▶ **WORK TO DO**: Keep only the lines where "JSON" appears.

--- start INPUT FOR THIS TASK ---

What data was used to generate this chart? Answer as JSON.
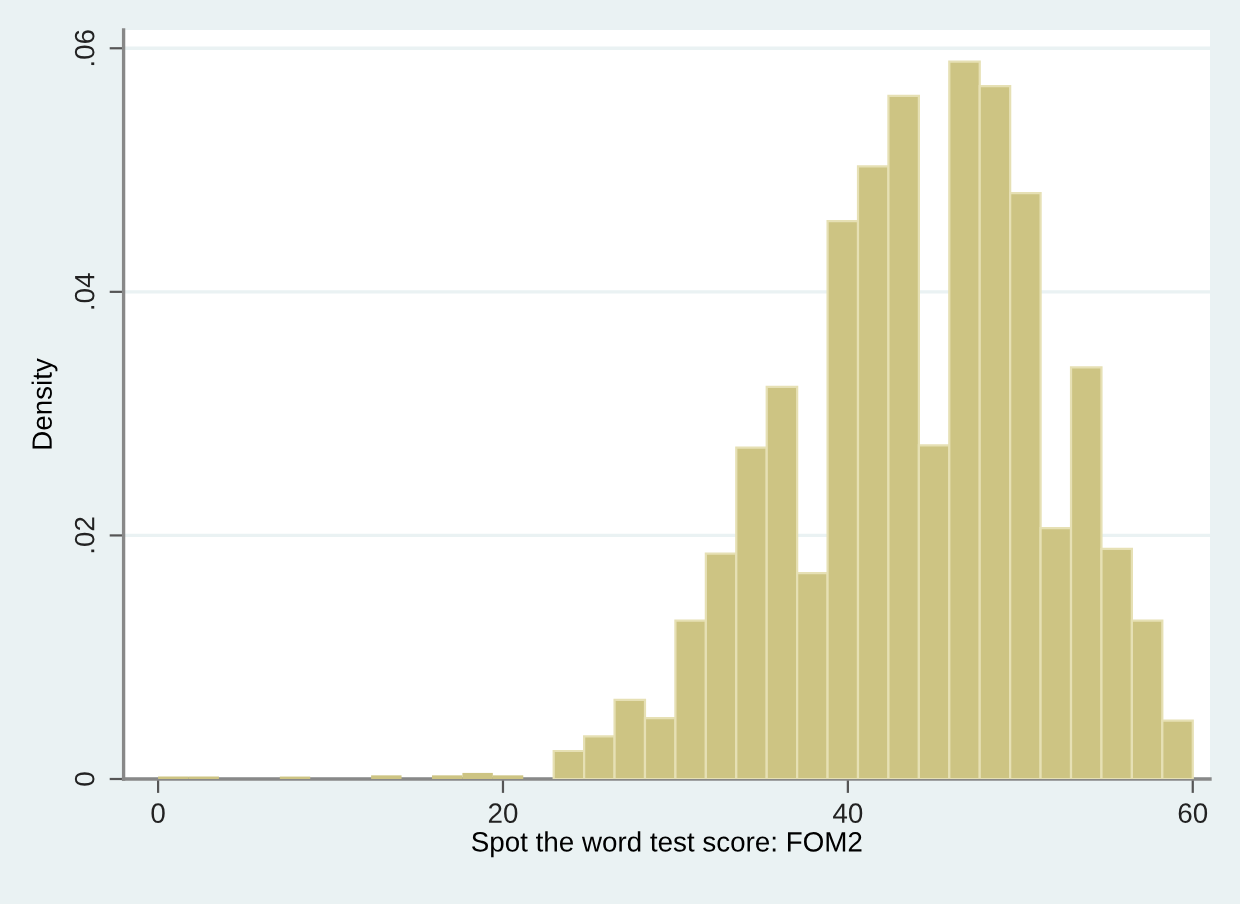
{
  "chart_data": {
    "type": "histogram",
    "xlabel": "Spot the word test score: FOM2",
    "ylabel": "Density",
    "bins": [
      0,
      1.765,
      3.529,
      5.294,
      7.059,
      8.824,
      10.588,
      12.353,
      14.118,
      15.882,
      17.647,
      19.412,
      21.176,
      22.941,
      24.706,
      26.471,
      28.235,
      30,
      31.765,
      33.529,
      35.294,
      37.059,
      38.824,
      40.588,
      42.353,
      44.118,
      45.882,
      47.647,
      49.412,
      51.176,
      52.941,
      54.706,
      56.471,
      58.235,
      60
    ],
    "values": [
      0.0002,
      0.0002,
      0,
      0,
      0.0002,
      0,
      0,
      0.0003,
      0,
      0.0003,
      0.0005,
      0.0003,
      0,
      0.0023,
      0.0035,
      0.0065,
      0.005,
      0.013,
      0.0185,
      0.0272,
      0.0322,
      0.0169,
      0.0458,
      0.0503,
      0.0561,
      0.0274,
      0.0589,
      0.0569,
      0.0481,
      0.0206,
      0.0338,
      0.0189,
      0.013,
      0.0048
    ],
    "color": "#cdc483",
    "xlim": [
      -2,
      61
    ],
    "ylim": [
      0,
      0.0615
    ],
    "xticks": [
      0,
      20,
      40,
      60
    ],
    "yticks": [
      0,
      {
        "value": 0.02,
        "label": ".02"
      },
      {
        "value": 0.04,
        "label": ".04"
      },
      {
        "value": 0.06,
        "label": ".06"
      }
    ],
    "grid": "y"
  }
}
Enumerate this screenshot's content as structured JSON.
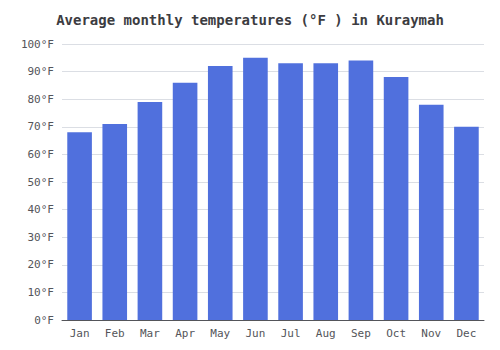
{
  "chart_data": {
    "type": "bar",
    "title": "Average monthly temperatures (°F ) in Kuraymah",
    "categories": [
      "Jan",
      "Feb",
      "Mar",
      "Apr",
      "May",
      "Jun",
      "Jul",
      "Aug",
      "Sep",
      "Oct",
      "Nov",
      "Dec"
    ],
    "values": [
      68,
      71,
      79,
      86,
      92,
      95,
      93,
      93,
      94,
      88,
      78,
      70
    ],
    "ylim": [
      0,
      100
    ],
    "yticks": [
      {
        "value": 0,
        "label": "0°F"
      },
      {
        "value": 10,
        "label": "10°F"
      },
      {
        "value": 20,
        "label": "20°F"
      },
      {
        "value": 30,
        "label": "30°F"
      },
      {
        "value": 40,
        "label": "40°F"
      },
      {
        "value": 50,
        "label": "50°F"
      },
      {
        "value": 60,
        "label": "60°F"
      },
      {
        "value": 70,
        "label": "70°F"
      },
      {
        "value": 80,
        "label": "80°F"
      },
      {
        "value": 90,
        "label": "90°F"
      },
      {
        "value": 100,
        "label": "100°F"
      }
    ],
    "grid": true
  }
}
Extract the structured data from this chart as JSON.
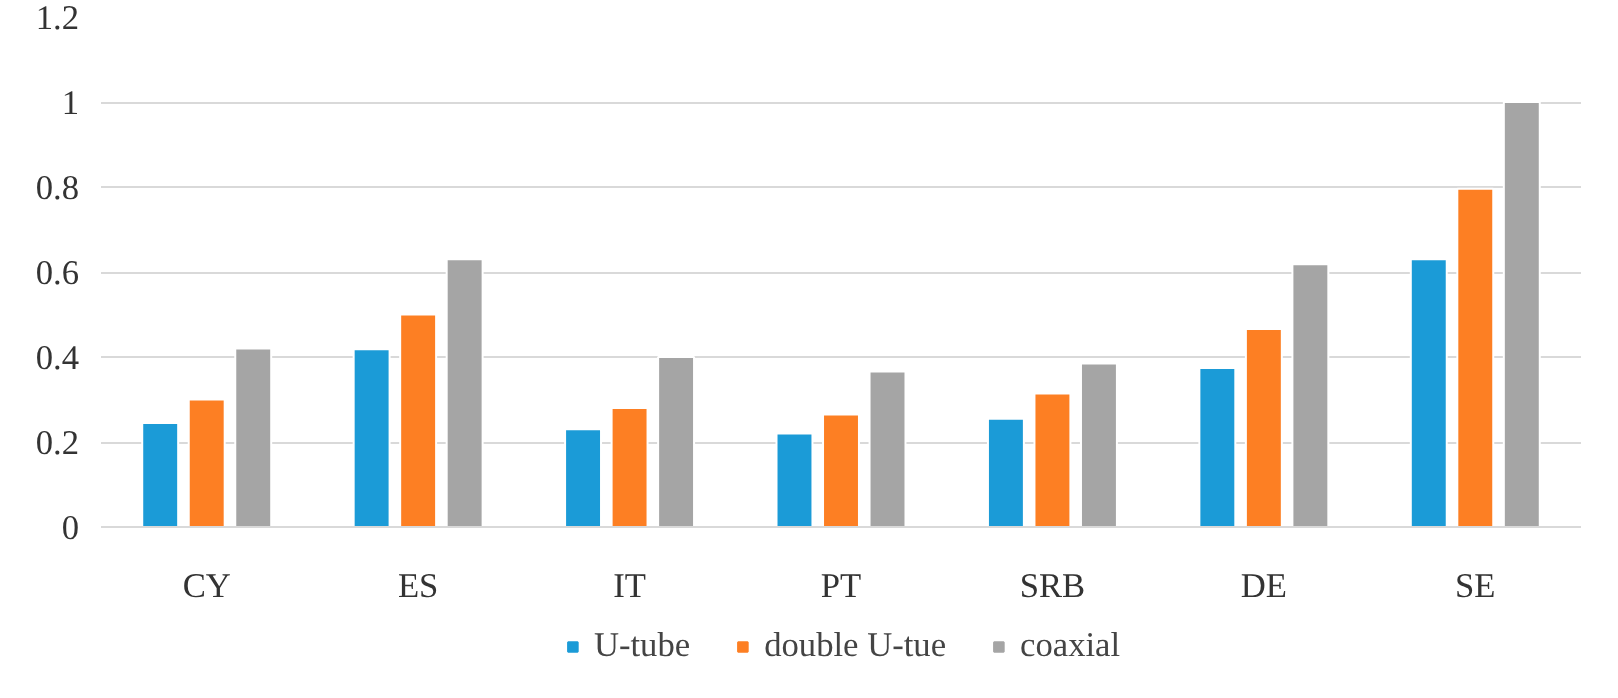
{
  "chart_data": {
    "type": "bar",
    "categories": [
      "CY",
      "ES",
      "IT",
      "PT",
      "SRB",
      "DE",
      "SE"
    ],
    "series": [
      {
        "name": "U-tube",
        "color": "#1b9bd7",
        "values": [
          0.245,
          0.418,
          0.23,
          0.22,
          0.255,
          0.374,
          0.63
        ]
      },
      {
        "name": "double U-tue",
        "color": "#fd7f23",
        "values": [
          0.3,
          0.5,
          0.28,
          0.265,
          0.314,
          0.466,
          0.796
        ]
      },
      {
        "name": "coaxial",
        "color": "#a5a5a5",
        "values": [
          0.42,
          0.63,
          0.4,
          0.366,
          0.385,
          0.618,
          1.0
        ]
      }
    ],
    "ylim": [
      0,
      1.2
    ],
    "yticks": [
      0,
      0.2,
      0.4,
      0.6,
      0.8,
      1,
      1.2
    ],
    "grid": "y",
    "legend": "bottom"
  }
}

--- end INPUT FOR THIS TASK ---
--- start INPUT FOR THIS TASK ---

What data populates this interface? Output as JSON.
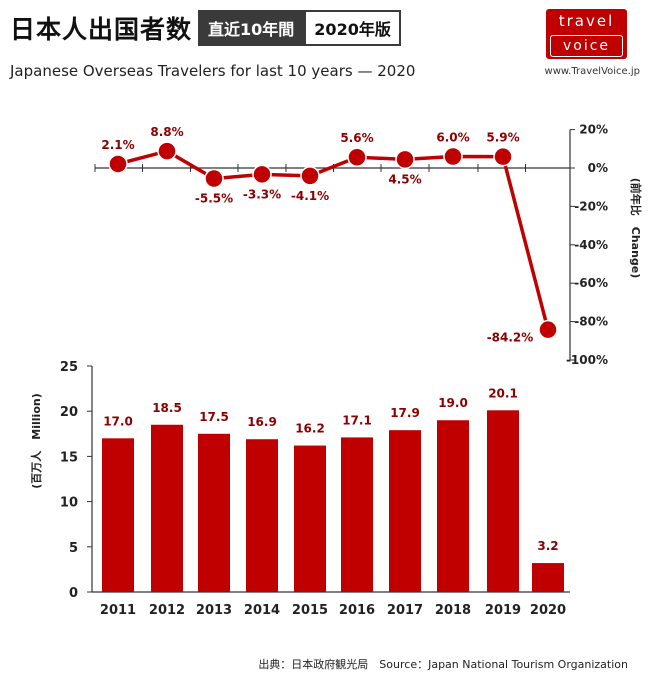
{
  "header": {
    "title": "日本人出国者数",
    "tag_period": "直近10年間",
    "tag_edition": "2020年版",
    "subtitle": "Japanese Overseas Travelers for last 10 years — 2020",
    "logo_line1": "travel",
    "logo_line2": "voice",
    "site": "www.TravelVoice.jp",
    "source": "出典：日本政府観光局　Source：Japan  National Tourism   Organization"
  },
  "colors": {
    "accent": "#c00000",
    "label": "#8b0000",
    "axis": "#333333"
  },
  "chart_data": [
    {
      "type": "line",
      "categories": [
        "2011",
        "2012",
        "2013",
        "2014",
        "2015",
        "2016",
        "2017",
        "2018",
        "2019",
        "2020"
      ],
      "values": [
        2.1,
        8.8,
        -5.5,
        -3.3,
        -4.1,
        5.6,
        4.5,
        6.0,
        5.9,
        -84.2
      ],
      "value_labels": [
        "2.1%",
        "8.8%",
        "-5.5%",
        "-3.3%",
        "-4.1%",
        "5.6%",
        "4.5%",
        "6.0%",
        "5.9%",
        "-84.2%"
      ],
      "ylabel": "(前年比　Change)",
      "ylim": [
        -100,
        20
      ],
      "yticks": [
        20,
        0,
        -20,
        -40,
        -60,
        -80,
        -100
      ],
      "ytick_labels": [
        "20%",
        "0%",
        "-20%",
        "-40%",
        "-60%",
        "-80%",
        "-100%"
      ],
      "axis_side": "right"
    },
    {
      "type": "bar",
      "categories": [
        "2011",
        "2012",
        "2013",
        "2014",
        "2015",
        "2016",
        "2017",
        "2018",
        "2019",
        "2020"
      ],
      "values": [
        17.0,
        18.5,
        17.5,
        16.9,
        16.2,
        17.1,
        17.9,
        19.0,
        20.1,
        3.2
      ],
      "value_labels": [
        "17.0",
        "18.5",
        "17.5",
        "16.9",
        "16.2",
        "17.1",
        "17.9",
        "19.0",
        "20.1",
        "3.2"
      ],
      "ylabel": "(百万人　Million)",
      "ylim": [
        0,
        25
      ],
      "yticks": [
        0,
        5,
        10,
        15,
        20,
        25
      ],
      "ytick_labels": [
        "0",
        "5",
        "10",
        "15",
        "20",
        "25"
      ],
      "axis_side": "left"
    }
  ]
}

--- end INPUT FOR THIS TASK ---
--- start INPUT FOR THIS TASK ---

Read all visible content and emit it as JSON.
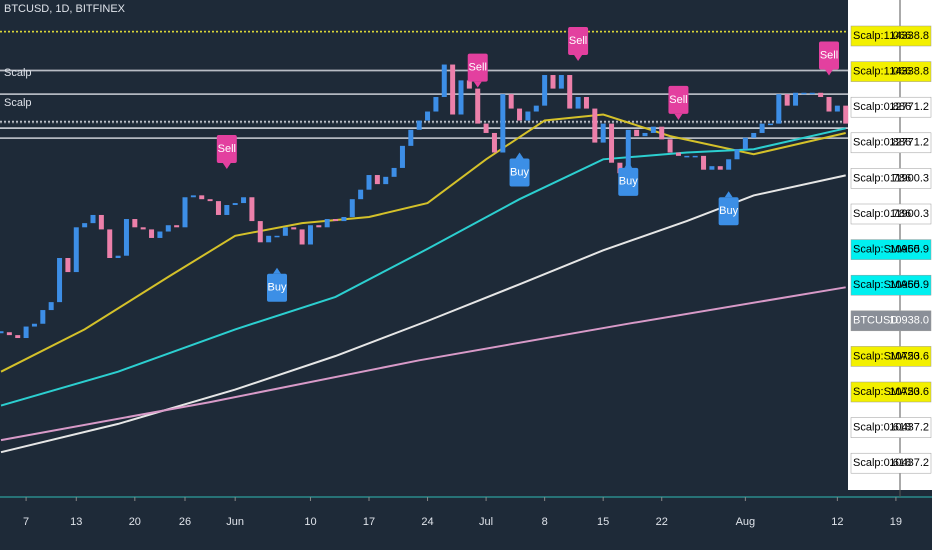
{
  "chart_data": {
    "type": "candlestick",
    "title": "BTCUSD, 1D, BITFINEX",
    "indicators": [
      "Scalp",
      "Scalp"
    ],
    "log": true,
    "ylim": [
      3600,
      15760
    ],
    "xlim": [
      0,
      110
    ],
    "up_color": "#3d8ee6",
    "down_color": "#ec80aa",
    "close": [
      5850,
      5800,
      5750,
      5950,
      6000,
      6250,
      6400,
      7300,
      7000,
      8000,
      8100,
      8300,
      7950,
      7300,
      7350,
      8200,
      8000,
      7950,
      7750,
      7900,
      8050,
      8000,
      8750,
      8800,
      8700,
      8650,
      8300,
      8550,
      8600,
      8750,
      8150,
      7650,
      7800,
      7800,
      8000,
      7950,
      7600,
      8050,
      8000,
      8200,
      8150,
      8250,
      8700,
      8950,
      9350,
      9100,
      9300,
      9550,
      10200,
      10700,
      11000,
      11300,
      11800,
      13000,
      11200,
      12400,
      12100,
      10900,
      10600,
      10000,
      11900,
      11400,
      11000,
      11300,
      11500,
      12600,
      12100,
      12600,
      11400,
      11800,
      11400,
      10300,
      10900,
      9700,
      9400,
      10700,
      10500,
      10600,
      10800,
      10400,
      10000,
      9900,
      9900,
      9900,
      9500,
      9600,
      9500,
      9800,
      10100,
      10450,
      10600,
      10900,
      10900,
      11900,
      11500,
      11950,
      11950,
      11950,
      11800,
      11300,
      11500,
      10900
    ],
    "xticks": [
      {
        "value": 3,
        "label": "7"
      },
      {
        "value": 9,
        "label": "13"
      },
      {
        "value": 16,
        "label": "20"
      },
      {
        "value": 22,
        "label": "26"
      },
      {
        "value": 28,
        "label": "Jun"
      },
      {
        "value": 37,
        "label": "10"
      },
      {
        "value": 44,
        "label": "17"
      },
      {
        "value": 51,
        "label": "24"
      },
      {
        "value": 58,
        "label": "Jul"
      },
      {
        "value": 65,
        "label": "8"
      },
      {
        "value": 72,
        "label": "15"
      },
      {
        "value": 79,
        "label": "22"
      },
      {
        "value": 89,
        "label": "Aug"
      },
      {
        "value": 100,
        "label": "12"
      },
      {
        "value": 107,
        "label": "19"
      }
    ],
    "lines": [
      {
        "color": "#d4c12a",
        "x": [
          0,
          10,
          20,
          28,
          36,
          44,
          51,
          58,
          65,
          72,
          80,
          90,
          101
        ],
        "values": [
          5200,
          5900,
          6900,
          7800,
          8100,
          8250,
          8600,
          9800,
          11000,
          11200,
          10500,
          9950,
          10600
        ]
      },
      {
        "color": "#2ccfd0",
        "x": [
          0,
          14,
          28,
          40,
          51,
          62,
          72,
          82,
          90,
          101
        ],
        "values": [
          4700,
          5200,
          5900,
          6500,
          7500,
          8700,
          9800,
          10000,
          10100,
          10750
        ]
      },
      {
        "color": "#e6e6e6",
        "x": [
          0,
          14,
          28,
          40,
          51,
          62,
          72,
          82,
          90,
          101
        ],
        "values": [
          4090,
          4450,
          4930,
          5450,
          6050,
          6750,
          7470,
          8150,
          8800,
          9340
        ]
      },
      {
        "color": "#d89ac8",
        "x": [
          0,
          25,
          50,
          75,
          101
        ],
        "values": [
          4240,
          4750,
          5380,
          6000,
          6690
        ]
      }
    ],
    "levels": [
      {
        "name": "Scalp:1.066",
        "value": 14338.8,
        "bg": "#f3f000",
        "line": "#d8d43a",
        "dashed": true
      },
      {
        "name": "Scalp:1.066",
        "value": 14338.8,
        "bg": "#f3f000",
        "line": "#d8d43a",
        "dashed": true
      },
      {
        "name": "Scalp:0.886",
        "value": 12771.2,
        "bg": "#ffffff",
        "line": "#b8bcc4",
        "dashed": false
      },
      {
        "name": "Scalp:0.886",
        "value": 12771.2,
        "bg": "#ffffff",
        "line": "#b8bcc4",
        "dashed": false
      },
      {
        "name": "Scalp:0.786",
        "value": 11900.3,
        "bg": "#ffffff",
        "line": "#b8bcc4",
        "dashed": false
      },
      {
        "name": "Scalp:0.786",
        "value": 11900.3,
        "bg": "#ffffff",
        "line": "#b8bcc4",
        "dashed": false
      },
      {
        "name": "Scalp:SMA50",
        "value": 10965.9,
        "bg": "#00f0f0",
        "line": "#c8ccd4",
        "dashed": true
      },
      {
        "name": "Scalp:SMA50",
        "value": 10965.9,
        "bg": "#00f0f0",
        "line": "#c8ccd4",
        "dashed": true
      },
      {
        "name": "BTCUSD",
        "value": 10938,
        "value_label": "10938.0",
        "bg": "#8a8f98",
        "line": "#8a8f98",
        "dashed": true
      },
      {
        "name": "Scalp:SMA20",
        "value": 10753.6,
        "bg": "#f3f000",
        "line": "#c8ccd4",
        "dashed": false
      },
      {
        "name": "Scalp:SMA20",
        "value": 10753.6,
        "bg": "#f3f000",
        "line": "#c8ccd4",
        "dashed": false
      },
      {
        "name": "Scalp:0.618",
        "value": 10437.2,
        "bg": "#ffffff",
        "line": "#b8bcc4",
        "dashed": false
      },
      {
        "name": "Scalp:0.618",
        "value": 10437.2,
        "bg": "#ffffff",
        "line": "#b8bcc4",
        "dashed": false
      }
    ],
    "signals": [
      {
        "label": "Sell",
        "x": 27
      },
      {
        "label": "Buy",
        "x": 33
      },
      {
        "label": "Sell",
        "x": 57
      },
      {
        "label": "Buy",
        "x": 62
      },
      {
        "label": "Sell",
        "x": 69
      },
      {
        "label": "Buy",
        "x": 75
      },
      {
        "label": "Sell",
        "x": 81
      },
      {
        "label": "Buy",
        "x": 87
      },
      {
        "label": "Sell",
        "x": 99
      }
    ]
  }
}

--- end INPUT FOR THIS TASK ---

▶ **COMPLETE OUTPUT**:
What data was used to generate this chart? Answer as JSON.
Enumerate this screenshot's content as structured JSON.
Extract the structured data from this chart as JSON.
What data populates this interface? Output as JSON.
Read all visible content and emit it as JSON.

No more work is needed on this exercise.